EXCERPT TO READ:
-- Opening Marker --

Energy flows from autotrophs (producers like plants) to heterotrophs (consumers like lions). However, energy transfer is very inefficient. Only about 10% of the energy at one trophic level is passed to the next level. The rest is lost as heat.

Formula to remember: If a plant has \( 1,000 \text{ calories} \), the rabbit that eats it gets \( 100 \text{ calories} \), and the fox that eats the rabbit gets only \( 10 \text{ calories} \).

Quick Review Box:
- Autotrophs: Capture energy from physical or chemical sources (Photosynthesis or Chemosynthesis).
- Heterotrophs: Capture energy by eating other organisms.
- Metabolic Rate: Smaller organisms generally have a higher metabolic rate per unit of body mass than larger organisms.

8.3 & 8.4 Population Ecology

A population is a group of individuals of the same species living in the same area. We study them to see if they are growing, shrinking, or staying the same.

Population Growth Models

1. Exponential Growth: This happens when resources are abundant. The population grows faster and faster in a J-shaped curve.
Equation: \( \frac{dN}{dt} = r_{max}N \)
(Don't worry! This just means: Change in population size = birth rate times population size.)

2. Logistic Growth: In the real world, resources run out. Growth starts fast but levels off when the population hits the Carrying Capacity (K). This creates an S-shaped curve.

-- Closing Marker --

Continue the ecology study notes on energy flow and population growth, picking up right after the sentence about the S-shaped curve.

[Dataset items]
-- Opening Marker --

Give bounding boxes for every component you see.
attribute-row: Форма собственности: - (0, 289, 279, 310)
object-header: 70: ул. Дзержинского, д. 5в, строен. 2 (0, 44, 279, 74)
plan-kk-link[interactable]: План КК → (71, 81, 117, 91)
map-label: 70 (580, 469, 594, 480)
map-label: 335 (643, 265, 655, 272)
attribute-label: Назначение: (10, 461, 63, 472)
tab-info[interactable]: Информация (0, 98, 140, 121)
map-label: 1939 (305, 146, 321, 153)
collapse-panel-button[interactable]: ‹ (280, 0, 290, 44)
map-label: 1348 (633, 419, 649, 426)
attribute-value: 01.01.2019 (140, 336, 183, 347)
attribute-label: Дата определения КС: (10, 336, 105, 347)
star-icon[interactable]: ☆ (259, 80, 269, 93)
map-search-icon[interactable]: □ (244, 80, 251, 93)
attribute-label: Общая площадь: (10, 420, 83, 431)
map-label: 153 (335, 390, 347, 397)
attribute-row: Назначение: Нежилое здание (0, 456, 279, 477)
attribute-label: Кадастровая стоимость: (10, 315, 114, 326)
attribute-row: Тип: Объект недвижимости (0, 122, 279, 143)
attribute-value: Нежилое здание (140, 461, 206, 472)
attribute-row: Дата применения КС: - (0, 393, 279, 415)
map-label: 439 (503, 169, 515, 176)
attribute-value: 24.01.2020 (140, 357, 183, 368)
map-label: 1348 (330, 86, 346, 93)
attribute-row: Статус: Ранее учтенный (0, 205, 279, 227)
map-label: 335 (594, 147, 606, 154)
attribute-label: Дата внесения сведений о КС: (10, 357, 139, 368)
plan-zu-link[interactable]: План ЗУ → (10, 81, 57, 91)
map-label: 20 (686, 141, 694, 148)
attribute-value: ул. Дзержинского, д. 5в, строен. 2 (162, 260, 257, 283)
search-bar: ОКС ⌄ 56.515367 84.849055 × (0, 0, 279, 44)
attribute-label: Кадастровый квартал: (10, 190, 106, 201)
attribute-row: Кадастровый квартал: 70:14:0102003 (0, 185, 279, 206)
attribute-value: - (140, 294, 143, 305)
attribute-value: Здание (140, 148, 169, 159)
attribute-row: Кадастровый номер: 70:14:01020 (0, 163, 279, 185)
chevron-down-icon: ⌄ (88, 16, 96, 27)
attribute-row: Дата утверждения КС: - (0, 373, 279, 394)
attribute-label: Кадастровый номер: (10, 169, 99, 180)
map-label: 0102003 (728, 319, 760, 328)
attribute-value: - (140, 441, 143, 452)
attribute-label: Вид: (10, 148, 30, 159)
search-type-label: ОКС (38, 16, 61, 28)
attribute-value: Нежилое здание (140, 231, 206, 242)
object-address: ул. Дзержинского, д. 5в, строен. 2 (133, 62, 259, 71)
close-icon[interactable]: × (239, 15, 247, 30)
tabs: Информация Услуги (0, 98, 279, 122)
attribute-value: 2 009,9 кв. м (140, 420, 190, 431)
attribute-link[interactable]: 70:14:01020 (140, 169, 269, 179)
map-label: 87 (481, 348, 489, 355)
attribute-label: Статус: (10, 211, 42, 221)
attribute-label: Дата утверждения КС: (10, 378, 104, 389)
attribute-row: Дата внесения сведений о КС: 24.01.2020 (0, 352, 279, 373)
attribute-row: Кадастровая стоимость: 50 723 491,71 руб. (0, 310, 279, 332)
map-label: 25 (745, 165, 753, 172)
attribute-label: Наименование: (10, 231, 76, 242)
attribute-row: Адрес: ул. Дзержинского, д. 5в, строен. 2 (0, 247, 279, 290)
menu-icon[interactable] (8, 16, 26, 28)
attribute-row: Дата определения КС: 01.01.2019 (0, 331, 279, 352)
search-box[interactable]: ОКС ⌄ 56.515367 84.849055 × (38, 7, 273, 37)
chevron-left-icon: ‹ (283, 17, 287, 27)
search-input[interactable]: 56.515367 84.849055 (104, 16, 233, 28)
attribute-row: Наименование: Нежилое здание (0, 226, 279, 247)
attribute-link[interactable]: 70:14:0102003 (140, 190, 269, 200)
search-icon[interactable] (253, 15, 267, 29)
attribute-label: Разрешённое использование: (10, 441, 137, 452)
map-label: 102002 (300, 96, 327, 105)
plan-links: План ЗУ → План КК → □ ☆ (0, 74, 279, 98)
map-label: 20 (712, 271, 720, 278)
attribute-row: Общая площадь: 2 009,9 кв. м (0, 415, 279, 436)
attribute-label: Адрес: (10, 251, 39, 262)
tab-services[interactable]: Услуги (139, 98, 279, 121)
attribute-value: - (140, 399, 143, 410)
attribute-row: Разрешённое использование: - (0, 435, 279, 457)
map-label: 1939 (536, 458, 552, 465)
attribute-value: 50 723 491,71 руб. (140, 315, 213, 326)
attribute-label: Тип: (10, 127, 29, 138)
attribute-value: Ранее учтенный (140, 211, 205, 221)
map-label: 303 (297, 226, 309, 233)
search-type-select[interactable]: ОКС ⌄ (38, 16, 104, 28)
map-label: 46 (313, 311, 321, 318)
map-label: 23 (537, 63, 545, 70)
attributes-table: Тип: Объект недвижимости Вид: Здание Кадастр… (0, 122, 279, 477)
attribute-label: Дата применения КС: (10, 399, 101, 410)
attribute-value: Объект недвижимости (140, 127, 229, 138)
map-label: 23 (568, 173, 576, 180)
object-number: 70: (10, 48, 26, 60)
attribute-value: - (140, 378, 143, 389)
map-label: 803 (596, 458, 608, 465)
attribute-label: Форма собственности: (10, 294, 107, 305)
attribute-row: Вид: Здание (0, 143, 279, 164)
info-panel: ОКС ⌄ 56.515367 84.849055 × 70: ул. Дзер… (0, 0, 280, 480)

-- Closing Marker --

RESULT OF THIS TASK:
Equation: \( \frac{dN}{dt} = r_{max}N \left( \frac{K-N}{K} \right) \)

Density Factors

• Density-Dependent Factors: These matter more as the population gets crowded (e.g., competition for food, disease, predation).
• Density-Independent Factors: These affect the population regardless of size (e.g., natural disasters like floods or fires).

Common Mistake: Students often think "Carrying Capacity" is a hard limit. In reality, populations often fluctuate slightly above and below \( K \).

8.5 & 8.6 Community Ecology and Biodiversity

A community is a group of different populations living together. They interact in many ways.

Interspecific Interactions

• Mutualism (+/+): Both species benefit (e.g., bees and flowers).
• Commensalism (+/0): One benefits, the other is neutral (e.g., a bird building a nest in a tree).
• Parasitism (+/-): One benefits, the other is harmed (e.g., a tick on a dog).

Biodiversity

Biodiversity refers to the variety of life in an area. High biodiversity makes an ecosystem more resilient (able to bounce back from disasters). We measure this using the Simpson’s Diversity Index:

\( \text{Diversity Index} = 1 - \sum \left( \frac{n}{N} \right)^2 \)

Wait, what? It’s simpler than it looks: \( n \) is the total number of organisms of a particular species, and \( N \) is the total number of organisms of all species. The closer the result is to 1, the more diverse the community is!

Keystone Species

A keystone species is one that has a disproportionately large effect on its environment. If you remove it, the whole ecosystem might collapse.
Analogy: Think of the "key stone" at the top of an arch. If you pull it out, the whole bridge falls down.

8.7 Disruptions to Ecosystems

Ecosystems are constantly changing, but some changes are "disruptions" that can cause permanent damage.

• Invasive Species: These are non-native species that enter a new area. Because they often have no natural predators, their population explodes and they out-compete native species (e.g., Kudzu vines or Zebra mussels).
• Human Impact: Humans can cause disruptions through habitat loss, pollution, and climate change.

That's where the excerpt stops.